___ Records to use
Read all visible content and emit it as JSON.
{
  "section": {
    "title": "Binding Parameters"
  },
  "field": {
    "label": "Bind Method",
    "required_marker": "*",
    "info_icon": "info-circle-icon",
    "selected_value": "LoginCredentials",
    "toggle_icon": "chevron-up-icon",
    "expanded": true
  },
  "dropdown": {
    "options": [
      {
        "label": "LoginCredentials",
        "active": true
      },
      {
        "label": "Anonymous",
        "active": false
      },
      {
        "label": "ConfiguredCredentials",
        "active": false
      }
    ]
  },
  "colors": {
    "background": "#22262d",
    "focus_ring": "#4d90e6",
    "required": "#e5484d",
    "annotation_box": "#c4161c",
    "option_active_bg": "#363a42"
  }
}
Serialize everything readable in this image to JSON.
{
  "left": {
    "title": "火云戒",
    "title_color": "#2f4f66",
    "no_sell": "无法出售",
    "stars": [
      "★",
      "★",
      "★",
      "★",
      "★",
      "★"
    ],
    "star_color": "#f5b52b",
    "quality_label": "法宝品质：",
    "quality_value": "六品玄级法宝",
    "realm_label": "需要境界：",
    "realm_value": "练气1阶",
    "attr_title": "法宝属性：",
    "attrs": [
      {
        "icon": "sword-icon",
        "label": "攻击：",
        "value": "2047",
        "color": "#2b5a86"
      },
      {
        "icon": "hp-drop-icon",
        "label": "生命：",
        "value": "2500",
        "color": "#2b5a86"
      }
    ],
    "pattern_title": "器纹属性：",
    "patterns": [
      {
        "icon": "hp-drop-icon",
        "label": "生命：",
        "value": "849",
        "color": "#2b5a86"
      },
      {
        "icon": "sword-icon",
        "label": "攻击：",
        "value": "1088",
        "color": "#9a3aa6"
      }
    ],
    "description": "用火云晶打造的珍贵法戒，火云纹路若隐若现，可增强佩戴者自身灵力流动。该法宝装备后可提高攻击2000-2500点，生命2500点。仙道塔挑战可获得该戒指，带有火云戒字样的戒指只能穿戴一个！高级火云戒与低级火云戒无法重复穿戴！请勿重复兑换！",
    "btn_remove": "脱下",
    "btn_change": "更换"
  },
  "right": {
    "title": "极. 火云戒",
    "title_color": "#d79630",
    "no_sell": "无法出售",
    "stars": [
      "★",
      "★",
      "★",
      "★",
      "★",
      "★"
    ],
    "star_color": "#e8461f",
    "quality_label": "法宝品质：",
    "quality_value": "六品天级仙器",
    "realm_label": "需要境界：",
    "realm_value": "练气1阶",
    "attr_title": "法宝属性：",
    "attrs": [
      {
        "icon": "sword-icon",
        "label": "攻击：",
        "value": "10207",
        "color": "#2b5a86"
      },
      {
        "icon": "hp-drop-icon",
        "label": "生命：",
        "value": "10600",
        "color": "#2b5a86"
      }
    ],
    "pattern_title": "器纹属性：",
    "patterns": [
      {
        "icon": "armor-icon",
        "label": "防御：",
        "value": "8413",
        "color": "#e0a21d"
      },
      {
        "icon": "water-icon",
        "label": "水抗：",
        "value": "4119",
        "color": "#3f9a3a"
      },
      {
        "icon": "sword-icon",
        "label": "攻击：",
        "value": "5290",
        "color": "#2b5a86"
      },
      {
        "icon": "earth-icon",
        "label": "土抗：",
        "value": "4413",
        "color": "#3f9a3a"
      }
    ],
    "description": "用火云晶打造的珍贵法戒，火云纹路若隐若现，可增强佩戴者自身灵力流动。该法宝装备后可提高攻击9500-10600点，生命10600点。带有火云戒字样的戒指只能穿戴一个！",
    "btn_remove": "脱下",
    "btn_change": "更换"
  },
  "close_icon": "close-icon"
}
______
# [Task to carry out]
Search the records for the word "description". Copy every line that has it.

# [Written answer]
    "description": "用火云晶打造的珍贵法戒，火云纹路若隐若现，可增强佩戴者自身灵力流动。该法宝装备后可提高攻击2000-2500点，生命2500点。仙道塔挑战可获得该戒指，带有火云戒字样的戒指只能穿戴一个！高级火云戒与低级火云戒无法重复穿戴！请勿重复兑换！",
    "description": "用火云晶打造的珍贵法戒，火云纹路若隐若现，可增强佩戴者自身灵力流动。该法宝装备后可提高攻击9500-10600点，生命10600点。带有火云戒字样的戒指只能穿戴一个！",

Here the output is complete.